Give a verbatim copy of the lines below, minus the pictures.

▬▬▬▬▬▬▬▬▬▬

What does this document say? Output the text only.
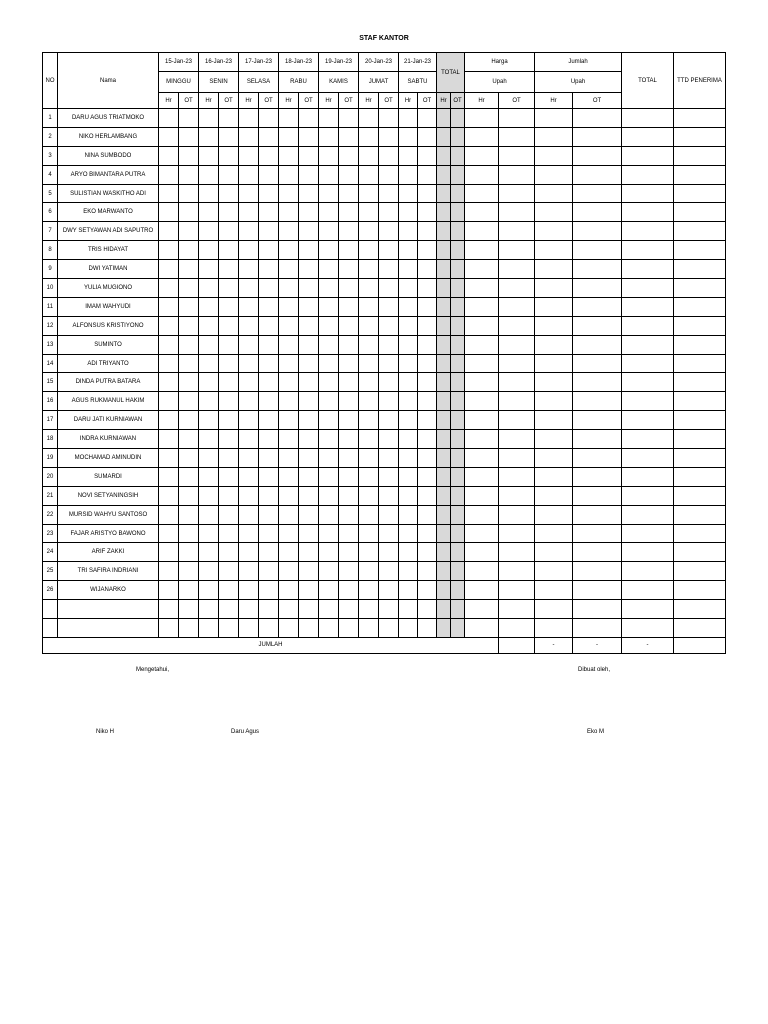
STAF KANTOR
NO	Nama	15-Jan-23		16-Jan-23		17-Jan-23		18-Jan-23		19-Jan-23		20-Jan-23		21-Jan-23		TOTAL		Harga		Jumlah		TOTAL	TTD PENERIMA
		MINGGU		SENIN		SELASA		RABU		KAMIS		JUMAT		SABTU				Upah		Upah			
		Hr	OT	Hr	OT	Hr	OT	Hr	OT	Hr	OT	Hr	OT	Hr	OT	Hr	OT	Hr	OT	Hr	OT		
1	DARU AGUS TRIATMOKO																						
2	NIKO HERLAMBANG																						
3	NINA SUMBODO																						
4	ARYO BIMANTARA PUTRA																						
5	SULISTIAN WASKITHO ADI																						
6	EKO MARWANTO																						
7	DWY SETYAWAN ADI SAPUTRO																						
8	TRIS HIDAYAT																						
9	DWI YATIMAN																						
10	YULIA MUGIONO																						
11	IMAM WAHYUDI																						
12	ALFONSUS KRISTIYONO																						
13	SUMINTO																						
14	ADI TRIYANTO																						
15	DINDA PUTRA BATARA																						
16	AGUS RUKMANUL HAKIM																						
17	DARU JATI KURNIAWAN																						
18	INDRA KURNIAWAN																						
19	MOCHAMAD AMINUDIN																						
20	SUMARDI																						
21	NOVI SETYANINGSIH																						
22	MURSID WAHYU SANTOSO																						
23	FAJAR ARISTYO BAWONO																						
24	ARIF ZAKKI																						
25	TRI SAFIRA INDRIANI																						
26	WIJANARKO																						

JUMLAH																				-	-	-	
Mengetahui,	Dibuat oleh,
Niko H	Daru Agus	Eko M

▬▬▬▬▬▬▬▬▬▬

**COMPLETED TASK**.
What does this document say? Output the text only.
STAF KANTOR
NO	Nama	15-Jan-23		16-Jan-23		17-Jan-23		18-Jan-23		19-Jan-23		20-Jan-23		21-Jan-23		TOTAL		Harga		Jumlah		TOTAL	TTD PENERIMA
		MINGGU		SENIN		SELASA		RABU		KAMIS		JUMAT		SABTU				Upah		Upah			
		Hr	OT	Hr	OT	Hr	OT	Hr	OT	Hr	OT	Hr	OT	Hr	OT	Hr	OT	Hr	OT	Hr	OT		
1	DARU AGUS TRIATMOKO																						
2	NIKO HERLAMBANG																						
3	NINA SUMBODO																						
4	ARYO BIMANTARA PUTRA																						
5	SULISTIAN WASKITHO ADI																						
6	EKO MARWANTO																						
7	DWY SETYAWAN ADI SAPUTRO																						
8	TRIS HIDAYAT																						
9	DWI YATIMAN																						
10	YULIA MUGIONO																						
11	IMAM WAHYUDI																						
12	ALFONSUS KRISTIYONO																						
13	SUMINTO																						
14	ADI TRIYANTO																						
15	DINDA PUTRA BATARA																						
16	AGUS RUKMANUL HAKIM																						
17	DARU JATI KURNIAWAN																						
18	INDRA KURNIAWAN																						
19	MOCHAMAD AMINUDIN																						
20	SUMARDI																						
21	NOVI SETYANINGSIH																						
22	MURSID WAHYU SANTOSO																						
23	FAJAR ARISTYO BAWONO																						
24	ARIF ZAKKI																						
25	TRI SAFIRA INDRIANI																						
26	WIJANARKO																						

JUMLAH																				-	-	-	
Mengetahui,	Dibuat oleh,
Niko H	Daru Agus	Eko M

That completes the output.